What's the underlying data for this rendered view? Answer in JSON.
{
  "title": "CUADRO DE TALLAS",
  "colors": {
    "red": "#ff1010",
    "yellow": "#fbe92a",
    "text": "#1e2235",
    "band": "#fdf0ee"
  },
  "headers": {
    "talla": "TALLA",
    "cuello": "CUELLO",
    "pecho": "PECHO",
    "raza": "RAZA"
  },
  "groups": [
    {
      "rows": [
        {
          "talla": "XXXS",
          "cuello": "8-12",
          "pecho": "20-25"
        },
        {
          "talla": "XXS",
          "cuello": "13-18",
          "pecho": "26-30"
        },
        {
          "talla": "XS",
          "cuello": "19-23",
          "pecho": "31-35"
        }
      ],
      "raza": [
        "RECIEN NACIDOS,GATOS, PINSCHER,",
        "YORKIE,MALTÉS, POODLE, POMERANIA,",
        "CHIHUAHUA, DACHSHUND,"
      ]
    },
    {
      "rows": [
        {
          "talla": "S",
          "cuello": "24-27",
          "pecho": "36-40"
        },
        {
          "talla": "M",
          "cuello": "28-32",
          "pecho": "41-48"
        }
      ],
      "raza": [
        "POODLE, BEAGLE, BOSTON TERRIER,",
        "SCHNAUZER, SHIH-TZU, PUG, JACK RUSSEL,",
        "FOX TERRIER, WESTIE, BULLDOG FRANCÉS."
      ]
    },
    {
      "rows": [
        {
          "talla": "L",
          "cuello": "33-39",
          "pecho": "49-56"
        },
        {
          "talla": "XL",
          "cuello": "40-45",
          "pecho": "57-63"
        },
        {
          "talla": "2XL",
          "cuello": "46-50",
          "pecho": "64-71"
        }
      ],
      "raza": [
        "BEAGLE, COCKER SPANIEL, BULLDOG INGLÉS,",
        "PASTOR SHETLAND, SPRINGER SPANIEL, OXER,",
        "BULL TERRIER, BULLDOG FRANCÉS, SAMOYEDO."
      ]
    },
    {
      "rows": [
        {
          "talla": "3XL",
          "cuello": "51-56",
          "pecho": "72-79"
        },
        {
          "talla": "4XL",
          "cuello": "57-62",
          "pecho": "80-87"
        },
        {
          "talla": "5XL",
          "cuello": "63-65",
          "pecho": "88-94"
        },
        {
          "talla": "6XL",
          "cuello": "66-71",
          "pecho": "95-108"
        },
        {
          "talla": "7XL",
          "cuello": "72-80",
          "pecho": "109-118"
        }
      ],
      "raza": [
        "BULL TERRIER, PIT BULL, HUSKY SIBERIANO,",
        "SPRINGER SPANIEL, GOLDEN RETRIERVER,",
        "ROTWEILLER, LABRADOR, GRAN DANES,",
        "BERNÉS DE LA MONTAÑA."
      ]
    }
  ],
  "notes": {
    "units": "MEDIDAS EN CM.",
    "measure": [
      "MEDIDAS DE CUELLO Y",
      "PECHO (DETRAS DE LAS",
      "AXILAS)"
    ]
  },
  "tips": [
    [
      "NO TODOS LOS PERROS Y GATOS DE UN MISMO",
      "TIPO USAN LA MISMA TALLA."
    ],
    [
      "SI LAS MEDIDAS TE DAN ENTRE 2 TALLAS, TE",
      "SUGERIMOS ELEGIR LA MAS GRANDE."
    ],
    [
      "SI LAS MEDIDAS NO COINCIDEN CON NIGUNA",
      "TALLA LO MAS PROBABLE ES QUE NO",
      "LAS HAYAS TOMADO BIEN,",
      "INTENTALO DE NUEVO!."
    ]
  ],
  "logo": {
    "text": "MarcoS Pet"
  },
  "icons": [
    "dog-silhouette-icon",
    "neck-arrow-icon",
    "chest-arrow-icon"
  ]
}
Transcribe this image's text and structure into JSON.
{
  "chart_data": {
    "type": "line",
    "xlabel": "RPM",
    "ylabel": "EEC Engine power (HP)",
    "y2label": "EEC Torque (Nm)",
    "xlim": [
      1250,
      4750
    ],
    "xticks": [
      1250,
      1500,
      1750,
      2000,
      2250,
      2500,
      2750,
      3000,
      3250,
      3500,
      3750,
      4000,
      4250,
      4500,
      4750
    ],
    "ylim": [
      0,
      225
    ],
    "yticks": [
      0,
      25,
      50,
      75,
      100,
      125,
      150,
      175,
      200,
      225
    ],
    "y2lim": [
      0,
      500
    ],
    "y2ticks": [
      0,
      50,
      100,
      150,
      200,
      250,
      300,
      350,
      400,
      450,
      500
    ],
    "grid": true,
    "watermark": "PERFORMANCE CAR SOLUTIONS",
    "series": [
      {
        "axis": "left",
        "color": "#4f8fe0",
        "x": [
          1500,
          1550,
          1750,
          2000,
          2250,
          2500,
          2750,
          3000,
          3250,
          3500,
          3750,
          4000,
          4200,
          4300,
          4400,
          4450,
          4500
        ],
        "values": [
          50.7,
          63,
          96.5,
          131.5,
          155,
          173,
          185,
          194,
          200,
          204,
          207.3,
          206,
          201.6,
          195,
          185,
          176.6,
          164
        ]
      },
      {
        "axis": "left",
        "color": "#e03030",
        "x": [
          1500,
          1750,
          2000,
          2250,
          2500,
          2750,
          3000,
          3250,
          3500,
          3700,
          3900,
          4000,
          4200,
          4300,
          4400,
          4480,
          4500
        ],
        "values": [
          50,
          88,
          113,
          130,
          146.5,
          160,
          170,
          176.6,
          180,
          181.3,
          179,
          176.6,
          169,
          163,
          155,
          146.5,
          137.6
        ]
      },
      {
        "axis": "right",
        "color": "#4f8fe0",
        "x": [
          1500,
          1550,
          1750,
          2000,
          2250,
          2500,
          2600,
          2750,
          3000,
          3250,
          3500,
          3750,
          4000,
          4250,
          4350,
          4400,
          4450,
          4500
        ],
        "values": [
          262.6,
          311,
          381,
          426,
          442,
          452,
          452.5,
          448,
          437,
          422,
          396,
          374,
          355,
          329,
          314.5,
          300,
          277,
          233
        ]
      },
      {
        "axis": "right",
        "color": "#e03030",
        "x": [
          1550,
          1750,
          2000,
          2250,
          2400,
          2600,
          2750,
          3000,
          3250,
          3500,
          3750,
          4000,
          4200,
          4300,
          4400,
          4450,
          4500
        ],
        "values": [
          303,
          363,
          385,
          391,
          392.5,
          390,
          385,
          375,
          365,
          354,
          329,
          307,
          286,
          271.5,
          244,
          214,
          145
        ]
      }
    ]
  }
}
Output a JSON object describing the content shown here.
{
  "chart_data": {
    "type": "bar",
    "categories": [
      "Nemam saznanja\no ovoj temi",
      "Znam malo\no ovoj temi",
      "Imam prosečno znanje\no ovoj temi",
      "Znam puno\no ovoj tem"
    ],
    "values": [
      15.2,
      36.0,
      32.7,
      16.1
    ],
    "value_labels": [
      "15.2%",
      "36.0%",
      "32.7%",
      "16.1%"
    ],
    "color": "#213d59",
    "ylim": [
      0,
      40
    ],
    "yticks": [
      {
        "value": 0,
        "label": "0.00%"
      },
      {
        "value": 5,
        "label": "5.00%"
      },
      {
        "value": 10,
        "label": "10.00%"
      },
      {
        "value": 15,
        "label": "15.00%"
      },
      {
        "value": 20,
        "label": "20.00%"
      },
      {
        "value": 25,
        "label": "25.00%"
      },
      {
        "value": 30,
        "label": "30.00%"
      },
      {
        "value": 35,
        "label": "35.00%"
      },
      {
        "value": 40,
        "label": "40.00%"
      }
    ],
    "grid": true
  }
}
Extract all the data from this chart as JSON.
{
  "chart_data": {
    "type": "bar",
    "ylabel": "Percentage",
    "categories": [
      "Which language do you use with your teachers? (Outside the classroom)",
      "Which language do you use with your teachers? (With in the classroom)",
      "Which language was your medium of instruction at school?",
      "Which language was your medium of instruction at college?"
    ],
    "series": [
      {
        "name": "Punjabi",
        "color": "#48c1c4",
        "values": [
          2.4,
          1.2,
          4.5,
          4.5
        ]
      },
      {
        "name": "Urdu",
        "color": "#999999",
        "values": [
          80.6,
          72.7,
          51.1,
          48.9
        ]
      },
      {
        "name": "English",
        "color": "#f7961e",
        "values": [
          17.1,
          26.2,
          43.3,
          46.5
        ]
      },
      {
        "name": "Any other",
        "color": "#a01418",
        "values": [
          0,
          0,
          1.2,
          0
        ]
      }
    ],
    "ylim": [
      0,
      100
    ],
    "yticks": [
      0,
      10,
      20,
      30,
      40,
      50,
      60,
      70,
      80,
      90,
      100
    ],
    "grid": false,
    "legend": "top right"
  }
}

→ Problem to work on:
Nothing but the lines from the one with "Extract all the data from this chart as JSON." through the last line should be repeated, each exactly as it stands.

→ Response to the exercise:
Extract all the data from this chart as JSON.
{
  "chart_data": {
    "type": "bar",
    "ylabel": "Percentage",
    "categories": [
      "Which language do you use with your teachers? (Outside the classroom)",
      "Which language do you use with your teachers? (With in the classroom)",
      "Which language was your medium of instruction at school?",
      "Which language was your medium of instruction at college?"
    ],
    "series": [
      {
        "name": "Punjabi",
        "color": "#48c1c4",
        "values": [
          2.4,
          1.2,
          4.5,
          4.5
        ]
      },
      {
        "name": "Urdu",
        "color": "#999999",
        "values": [
          80.6,
          72.7,
          51.1,
          48.9
        ]
      },
      {
        "name": "English",
        "color": "#f7961e",
        "values": [
          17.1,
          26.2,
          43.3,
          46.5
        ]
      },
      {
        "name": "Any other",
        "color": "#a01418",
        "values": [
          0,
          0,
          1.2,
          0
        ]
      }
    ],
    "ylim": [
      0,
      100
    ],
    "yticks": [
      0,
      10,
      20,
      30,
      40,
      50,
      60,
      70,
      80,
      90,
      100
    ],
    "grid": false,
    "legend": "top right"
  }
}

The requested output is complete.